■ Complete o seguinte:
**a.** Transcreva o trecho do texto sobre o comércio entre Brasil e Israel que se inicia nas palavras com "Devido a suas" e se encerra em "para o país.", alterando "desertas" para "áridas".
**b.** De acordo com o texto sobre o comércio entre Brasil e Israel, como é o saldo comercial do Brasil com Israel?

■ Texto:
━━━━━━━━
Devido a suas vastas áreas desertas, os países do Oriente Médio, como Israel, estão altamente demandando insumos alimentares do Brasil desde que a capacidade de produção agrícola local, por enquanto e pelas previsões futuras, a longo prazo, não será suficiente para atender as demandas do público. A diplomacia comercial entre Brasil e Israel terá essas relações muito prejudicadas pelo impasse diplomático entre os dois países apenas se a situação persistir por um período prolongado. O Brasil mantém um saldo comercial negativo com Israel, importando muito mais do que exportando para o país.
━━━━━━━━
■ Dados brutos:

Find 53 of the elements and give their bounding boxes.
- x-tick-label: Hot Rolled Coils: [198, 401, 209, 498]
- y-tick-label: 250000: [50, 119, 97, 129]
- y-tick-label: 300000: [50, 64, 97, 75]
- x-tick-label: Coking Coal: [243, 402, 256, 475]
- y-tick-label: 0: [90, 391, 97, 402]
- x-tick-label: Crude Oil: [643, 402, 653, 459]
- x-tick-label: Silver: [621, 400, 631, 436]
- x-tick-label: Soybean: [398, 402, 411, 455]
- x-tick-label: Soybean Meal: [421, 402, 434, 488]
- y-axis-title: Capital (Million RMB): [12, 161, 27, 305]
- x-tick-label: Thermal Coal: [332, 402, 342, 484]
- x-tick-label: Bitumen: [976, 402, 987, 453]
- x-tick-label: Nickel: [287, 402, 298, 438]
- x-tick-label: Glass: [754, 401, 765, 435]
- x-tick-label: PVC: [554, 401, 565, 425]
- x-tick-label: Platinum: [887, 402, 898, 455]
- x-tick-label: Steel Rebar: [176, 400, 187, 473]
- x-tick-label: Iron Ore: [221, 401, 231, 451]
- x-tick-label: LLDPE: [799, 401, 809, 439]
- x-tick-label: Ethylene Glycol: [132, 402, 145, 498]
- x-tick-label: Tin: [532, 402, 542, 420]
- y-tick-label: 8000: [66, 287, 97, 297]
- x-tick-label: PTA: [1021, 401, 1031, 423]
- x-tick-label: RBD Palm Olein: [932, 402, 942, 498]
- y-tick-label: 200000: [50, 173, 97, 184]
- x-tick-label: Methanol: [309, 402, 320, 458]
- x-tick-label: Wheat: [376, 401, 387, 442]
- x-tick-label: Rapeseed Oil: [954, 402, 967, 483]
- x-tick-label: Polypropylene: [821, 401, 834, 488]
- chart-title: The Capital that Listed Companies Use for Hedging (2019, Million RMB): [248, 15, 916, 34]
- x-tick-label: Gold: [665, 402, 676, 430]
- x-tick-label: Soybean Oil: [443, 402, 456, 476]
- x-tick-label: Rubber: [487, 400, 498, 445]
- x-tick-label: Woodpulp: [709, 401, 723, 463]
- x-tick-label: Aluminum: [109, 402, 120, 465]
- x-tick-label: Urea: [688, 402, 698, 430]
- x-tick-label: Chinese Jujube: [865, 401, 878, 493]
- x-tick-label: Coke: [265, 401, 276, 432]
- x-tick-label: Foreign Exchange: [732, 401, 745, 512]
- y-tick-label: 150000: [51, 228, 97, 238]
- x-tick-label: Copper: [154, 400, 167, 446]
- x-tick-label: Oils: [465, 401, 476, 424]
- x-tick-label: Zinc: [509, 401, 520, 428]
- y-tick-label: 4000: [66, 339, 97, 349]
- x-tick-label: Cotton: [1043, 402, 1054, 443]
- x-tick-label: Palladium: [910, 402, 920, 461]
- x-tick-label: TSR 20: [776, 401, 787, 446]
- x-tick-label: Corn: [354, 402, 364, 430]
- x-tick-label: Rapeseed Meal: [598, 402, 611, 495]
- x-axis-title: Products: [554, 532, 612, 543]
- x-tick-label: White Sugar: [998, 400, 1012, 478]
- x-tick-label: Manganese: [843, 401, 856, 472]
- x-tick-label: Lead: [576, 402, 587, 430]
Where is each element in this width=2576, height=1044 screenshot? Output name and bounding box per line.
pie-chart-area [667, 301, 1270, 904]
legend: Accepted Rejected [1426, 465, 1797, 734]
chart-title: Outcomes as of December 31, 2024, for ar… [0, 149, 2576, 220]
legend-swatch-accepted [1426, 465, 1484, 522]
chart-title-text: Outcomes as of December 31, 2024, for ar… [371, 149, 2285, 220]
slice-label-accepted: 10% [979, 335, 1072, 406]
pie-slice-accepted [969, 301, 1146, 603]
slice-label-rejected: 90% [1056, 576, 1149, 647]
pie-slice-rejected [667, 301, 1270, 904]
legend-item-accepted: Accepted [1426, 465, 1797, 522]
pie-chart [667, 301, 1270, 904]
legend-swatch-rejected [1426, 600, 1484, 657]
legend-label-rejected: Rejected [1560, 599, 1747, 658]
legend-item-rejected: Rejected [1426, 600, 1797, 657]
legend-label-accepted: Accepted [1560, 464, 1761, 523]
━━━━━━━━
■ Conjunto de respostas:
**a.**
Devido a suas vastas áreas áridas, os países do Oriente Médio, como Israel, estão altamente demandando insumos alimentares do Brasil desde que a capacidade de produção agrícola local, por enquanto e pelas previsões futuras, a longo prazo, não será suficiente para atender as demandas do público. A diplomacia comercial entre Brasil e Israel terá essas relações muito prejudicadas pelo impasse diplomático entre os dois países apenas se a situação persistir por um período prolongado. O Brasil mantém um saldo comercial negativo com Israel, importando muito mais do que exportando para o país.

**b.** É negativo: o Brasil importa muito mais de Israel do que exporta para o país.